→ What is expected
Using the listing below, report all lines holding the word "检疫标志的处罚".

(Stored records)

──────────────────────────────

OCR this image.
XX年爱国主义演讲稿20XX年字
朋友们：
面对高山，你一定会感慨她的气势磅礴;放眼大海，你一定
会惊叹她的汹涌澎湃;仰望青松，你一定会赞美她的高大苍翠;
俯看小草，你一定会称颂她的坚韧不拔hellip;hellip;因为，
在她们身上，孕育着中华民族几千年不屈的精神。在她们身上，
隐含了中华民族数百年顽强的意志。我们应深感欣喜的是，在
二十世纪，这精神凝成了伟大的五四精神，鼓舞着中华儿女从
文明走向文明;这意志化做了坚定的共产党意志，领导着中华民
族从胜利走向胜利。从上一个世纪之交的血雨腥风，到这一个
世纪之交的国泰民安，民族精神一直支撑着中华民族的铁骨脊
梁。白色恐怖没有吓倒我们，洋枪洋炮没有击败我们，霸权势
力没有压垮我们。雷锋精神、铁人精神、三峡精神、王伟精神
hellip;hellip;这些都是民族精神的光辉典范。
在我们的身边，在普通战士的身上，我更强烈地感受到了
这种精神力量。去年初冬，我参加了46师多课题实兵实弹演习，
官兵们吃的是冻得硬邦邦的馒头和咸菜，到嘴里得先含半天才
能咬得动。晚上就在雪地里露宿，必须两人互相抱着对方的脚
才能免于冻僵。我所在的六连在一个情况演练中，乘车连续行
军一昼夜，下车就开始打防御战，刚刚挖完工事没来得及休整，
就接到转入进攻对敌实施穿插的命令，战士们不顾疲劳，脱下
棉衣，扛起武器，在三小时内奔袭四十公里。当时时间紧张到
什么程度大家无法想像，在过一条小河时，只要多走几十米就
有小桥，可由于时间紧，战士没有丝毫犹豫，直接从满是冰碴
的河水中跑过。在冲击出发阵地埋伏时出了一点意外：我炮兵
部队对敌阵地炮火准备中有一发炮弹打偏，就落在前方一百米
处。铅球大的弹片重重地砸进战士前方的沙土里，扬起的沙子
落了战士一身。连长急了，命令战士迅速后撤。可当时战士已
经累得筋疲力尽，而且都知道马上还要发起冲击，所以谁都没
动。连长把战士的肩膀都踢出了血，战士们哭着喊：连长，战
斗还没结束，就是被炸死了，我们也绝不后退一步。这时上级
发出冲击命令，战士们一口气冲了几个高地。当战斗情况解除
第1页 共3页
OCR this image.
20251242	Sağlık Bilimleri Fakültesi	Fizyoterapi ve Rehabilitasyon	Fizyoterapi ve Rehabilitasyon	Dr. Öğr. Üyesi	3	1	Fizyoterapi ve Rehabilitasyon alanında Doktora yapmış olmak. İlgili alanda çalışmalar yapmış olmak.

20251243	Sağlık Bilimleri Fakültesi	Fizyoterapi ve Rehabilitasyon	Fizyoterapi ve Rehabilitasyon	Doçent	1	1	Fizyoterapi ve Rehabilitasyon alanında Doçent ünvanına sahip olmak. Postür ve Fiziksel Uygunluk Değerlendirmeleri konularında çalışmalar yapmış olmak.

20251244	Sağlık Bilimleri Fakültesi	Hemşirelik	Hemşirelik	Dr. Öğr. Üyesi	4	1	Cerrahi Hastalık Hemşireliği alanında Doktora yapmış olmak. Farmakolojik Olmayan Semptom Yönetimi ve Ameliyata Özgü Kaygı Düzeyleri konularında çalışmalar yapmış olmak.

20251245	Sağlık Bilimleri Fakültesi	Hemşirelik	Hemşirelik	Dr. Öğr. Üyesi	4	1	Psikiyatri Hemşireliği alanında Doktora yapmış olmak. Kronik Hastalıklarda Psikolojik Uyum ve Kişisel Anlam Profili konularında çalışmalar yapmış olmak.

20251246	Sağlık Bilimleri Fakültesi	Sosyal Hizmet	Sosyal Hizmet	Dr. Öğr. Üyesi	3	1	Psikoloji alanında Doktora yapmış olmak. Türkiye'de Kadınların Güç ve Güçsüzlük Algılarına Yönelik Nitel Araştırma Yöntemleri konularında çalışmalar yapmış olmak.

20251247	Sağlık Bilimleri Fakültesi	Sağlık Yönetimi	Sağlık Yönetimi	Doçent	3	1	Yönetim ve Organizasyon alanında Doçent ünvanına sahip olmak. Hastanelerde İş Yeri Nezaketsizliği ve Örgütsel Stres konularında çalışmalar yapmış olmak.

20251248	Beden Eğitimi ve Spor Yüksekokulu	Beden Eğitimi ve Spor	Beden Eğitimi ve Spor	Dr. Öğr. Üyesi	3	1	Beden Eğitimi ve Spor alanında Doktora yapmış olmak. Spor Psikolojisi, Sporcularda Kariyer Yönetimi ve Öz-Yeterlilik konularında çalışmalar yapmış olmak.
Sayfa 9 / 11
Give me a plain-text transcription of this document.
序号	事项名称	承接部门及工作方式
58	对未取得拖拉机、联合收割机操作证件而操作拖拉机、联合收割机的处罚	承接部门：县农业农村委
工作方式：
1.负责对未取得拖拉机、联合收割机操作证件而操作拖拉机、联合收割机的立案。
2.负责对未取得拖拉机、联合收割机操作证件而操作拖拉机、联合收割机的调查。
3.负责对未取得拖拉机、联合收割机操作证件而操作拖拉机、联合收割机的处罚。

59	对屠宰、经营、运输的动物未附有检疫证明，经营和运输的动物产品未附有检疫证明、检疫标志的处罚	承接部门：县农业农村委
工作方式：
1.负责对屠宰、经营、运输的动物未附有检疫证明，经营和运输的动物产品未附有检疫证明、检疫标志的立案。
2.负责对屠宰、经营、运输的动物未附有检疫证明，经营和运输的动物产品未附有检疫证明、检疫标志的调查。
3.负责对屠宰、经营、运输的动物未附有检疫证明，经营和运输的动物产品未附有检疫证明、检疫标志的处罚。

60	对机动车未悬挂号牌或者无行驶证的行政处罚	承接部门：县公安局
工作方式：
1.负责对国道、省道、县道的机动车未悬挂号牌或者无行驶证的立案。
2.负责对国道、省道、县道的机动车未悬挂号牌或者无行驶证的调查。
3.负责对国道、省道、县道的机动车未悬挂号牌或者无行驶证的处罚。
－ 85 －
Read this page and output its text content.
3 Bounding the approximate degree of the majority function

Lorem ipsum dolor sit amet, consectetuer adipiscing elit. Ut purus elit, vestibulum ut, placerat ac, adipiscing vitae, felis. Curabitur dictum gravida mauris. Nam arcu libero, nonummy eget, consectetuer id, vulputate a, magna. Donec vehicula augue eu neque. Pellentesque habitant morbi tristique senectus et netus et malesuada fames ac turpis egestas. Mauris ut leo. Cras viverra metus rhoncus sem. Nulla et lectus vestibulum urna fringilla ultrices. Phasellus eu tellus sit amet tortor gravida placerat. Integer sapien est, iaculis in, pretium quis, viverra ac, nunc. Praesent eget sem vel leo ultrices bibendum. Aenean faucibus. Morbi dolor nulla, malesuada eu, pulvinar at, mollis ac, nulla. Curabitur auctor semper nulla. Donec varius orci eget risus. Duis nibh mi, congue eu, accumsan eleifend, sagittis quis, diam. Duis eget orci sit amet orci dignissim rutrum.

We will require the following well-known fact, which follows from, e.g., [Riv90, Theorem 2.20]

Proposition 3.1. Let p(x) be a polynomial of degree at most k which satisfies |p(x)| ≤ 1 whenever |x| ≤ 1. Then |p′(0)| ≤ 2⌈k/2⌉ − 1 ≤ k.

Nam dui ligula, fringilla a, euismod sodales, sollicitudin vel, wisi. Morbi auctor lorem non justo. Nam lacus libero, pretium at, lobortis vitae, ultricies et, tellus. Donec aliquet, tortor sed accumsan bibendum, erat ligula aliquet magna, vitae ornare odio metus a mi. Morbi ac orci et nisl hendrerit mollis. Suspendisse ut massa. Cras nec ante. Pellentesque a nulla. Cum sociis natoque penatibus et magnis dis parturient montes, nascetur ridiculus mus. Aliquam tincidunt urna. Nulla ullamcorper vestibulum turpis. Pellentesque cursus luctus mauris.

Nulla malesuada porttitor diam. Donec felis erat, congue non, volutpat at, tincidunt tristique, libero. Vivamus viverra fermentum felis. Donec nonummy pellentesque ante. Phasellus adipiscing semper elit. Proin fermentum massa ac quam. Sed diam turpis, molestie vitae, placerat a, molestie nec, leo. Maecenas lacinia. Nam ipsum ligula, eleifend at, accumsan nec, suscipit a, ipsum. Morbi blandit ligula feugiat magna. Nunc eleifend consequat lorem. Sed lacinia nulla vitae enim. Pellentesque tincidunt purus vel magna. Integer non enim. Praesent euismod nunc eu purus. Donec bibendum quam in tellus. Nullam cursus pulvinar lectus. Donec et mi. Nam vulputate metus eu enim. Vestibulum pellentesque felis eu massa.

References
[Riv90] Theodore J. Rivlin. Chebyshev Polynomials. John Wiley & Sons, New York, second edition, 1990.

──────────────────────────────

→ Answer to this problem
59	对屠宰、经营、运输的动物未附有检疫证明，经营和运输的动物产品未附有检疫证明、检疫标志的处罚	承接部门：县农业农村委
3.负责对屠宰、经营、运输的动物未附有检疫证明，经营和运输的动物产品未附有检疫证明、检疫标志的处罚。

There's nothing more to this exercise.